======== DATASET ENTRIES

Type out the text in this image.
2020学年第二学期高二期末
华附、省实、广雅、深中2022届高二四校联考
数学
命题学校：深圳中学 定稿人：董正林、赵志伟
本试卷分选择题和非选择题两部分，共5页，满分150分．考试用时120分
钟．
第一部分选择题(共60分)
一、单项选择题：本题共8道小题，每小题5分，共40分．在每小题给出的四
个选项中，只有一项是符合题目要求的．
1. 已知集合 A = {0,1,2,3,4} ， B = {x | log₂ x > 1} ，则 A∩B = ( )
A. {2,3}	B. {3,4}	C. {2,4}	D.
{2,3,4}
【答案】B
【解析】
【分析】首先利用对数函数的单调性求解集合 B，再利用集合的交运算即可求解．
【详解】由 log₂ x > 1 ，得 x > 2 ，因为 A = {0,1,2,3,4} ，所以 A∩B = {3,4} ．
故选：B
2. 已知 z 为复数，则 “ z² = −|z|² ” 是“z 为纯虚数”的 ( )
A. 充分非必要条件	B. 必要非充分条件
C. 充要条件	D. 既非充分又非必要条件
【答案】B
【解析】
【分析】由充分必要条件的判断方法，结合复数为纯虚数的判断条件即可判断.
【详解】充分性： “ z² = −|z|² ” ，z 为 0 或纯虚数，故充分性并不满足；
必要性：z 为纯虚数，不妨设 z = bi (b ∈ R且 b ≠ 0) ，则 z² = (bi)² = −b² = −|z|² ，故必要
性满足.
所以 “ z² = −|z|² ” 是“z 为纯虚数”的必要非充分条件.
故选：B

================
======== DATASET ENTRIES

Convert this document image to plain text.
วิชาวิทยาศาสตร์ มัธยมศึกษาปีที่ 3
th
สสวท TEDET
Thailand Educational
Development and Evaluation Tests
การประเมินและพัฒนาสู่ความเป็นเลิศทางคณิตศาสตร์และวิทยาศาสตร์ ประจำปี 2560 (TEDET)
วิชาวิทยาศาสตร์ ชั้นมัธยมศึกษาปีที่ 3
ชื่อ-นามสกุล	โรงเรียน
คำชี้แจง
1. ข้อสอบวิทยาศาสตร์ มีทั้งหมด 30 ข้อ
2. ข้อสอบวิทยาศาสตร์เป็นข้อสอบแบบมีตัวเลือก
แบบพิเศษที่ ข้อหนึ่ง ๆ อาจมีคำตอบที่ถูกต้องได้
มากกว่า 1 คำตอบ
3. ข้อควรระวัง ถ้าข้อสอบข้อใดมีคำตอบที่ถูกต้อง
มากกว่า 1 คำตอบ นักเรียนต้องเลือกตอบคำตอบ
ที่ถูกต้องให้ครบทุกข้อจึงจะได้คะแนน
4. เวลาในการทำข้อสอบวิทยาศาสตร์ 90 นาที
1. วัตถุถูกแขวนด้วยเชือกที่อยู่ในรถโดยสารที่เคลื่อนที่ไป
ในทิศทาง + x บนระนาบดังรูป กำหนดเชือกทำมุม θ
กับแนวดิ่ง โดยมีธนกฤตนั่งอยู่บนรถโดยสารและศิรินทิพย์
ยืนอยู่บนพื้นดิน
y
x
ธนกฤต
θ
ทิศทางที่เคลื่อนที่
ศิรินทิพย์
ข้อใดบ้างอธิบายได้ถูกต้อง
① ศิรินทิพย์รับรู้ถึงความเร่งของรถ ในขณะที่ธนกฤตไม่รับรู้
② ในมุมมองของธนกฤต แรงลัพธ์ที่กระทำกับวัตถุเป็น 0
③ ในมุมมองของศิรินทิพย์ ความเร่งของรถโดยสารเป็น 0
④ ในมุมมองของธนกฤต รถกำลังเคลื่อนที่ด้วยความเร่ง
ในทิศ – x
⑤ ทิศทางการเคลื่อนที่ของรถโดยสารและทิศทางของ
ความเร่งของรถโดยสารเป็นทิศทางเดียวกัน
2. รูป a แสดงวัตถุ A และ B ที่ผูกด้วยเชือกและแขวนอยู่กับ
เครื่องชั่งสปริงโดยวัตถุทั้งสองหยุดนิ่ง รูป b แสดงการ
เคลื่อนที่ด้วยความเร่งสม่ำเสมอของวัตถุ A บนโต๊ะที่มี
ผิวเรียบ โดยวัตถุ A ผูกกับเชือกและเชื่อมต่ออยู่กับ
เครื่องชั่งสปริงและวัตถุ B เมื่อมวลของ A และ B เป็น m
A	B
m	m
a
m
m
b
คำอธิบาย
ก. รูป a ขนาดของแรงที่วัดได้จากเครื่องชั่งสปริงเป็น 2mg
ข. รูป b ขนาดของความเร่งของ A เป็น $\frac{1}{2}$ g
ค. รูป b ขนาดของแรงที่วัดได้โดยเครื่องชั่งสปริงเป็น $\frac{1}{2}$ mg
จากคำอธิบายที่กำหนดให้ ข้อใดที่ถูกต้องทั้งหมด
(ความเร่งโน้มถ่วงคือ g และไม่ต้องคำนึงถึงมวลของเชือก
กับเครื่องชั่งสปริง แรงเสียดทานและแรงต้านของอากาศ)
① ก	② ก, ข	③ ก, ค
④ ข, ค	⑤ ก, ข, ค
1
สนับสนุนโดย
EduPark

================

*PROBLEM REQUIREMENTS*: Search the data for the string "มากกว" and copy each line where it appears.

*EXERCISE ANSWER*:
มากกว่า 1 คำตอบ
มากกว่า 1 คำตอบ นักเรียนต้องเลือกตอบคำตอบ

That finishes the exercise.